→ **What you need to do**:
Only lines with the word "Microsoft" are needed; collect each of them from the listing below.

─── Listing

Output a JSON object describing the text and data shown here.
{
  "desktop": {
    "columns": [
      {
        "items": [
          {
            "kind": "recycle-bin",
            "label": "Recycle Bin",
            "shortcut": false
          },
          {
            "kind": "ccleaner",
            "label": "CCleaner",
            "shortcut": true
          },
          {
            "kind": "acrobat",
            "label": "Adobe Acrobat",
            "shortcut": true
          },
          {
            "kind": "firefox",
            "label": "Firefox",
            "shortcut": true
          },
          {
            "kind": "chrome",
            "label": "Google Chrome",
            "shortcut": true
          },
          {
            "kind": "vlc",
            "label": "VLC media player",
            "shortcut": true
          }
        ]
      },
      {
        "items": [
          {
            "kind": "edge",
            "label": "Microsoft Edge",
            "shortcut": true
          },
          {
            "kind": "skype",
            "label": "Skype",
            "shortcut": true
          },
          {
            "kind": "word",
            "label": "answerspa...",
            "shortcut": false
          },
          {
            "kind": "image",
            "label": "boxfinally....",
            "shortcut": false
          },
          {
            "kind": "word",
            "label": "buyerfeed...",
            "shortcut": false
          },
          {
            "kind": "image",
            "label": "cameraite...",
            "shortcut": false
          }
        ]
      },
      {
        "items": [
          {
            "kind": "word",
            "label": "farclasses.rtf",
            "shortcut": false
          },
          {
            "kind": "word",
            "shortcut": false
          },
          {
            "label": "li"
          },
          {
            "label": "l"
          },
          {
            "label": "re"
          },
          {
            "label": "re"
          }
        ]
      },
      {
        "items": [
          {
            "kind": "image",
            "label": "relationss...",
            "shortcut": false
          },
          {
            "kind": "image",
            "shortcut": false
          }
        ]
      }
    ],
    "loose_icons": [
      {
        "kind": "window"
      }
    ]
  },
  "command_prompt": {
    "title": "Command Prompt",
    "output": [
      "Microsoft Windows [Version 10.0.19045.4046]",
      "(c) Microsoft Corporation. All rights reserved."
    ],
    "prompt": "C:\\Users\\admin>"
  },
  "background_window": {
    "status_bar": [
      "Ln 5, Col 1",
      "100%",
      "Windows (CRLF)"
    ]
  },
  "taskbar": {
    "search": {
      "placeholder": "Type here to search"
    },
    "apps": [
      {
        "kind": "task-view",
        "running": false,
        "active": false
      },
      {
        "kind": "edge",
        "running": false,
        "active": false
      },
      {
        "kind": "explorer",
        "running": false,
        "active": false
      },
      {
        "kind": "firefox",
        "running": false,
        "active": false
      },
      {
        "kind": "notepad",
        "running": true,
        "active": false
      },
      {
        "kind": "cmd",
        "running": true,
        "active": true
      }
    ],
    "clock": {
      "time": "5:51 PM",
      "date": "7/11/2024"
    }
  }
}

──────

→ **Task output**:
            "label": "Microsoft Edge",
      "Microsoft Windows [Version 10.0.19045.4046]",
      "(c) Microsoft Corporation. All rights reserved."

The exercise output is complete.